Set exercise —
Copy out the entries exactly, from the first line to the last.

═════ Material

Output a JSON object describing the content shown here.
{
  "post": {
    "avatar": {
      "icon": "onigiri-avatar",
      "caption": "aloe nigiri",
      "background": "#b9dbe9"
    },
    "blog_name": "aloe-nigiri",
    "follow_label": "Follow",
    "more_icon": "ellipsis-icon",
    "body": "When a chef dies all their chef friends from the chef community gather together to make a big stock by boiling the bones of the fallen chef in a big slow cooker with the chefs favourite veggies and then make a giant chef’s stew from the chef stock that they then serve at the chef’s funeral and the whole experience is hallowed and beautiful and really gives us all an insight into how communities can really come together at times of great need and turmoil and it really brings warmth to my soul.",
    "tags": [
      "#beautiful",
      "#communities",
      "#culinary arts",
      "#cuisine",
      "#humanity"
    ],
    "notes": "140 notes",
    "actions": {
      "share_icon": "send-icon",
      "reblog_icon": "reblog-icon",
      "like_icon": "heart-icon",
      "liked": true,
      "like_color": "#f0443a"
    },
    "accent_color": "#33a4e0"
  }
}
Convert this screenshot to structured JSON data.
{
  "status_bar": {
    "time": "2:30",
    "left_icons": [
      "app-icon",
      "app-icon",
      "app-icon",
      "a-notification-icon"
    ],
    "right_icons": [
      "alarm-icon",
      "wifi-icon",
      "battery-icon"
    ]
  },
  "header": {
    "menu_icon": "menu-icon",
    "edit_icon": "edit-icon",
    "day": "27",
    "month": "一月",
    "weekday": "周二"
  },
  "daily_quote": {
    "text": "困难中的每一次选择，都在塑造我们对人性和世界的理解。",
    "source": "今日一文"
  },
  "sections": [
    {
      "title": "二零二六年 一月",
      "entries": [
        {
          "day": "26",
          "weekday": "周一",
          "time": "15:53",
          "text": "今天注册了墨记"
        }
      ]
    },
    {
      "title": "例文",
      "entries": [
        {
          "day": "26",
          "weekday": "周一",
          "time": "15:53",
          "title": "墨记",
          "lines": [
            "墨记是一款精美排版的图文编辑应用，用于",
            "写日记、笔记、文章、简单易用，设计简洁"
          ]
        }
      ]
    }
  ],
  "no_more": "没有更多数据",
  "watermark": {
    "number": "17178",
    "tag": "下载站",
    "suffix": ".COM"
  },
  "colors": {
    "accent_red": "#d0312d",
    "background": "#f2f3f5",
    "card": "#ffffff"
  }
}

══════════

Answer to the task —
Output a JSON object describing the content shown here.
{
  "post": {
    "avatar": {
      "icon": "onigiri-avatar",
      "caption": "aloe nigiri",
      "background": "#b9dbe9"
    },
    "blog_name": "aloe-nigiri",
    "follow_label": "Follow",
    "more_icon": "ellipsis-icon",
    "body": "When a chef dies all their chef friends from the chef community gather together to make a big stock by boiling the bones of the fallen chef in a big slow cooker with the chefs favourite veggies and then make a giant chef’s stew from the chef stock that they then serve at the chef’s funeral and the whole experience is hallowed and beautiful and really gives us all an insight into how communities can really come together at times of great need and turmoil and it really brings warmth to my soul.",
    "tags": [
      "#beautiful",
      "#communities",
      "#culinary arts",
      "#cuisine",
      "#humanity"
    ],
    "notes": "140 notes",
    "actions": {
      "share_icon": "send-icon",
      "reblog_icon": "reblog-icon",
      "like_icon": "heart-icon",
      "liked": true,
      "like_color": "#f0443a"
    },
    "accent_color": "#33a4e0"
  }
}
Convert this screenshot to structured JSON data.
{
  "status_bar": {
    "time": "2:30",
    "left_icons": [
      "app-icon",
      "app-icon",
      "app-icon",
      "a-notification-icon"
    ],
    "right_icons": [
      "alarm-icon",
      "wifi-icon",
      "battery-icon"
    ]
  },
  "header": {
    "menu_icon": "menu-icon",
    "edit_icon": "edit-icon",
    "day": "27",
    "month": "一月",
    "weekday": "周二"
  },
  "daily_quote": {
    "text": "困难中的每一次选择，都在塑造我们对人性和世界的理解。",
    "source": "今日一文"
  },
  "sections": [
    {
      "title": "二零二六年 一月",
      "entries": [
        {
          "day": "26",
          "weekday": "周一",
          "time": "15:53",
          "text": "今天注册了墨记"
        }
      ]
    },
    {
      "title": "例文",
      "entries": [
        {
          "day": "26",
          "weekday": "周一",
          "time": "15:53",
          "title": "墨记",
          "lines": [
            "墨记是一款精美排版的图文编辑应用，用于",
            "写日记、笔记、文章、简单易用，设计简洁"
          ]
        }
      ]
    }
  ],
  "no_more": "没有更多数据",
  "watermark": {
    "number": "17178",
    "tag": "下载站",
    "suffix": ".COM"
  },
  "colors": {
    "accent_red": "#d0312d",
    "background": "#f2f3f5",
    "card": "#ffffff"
  }
}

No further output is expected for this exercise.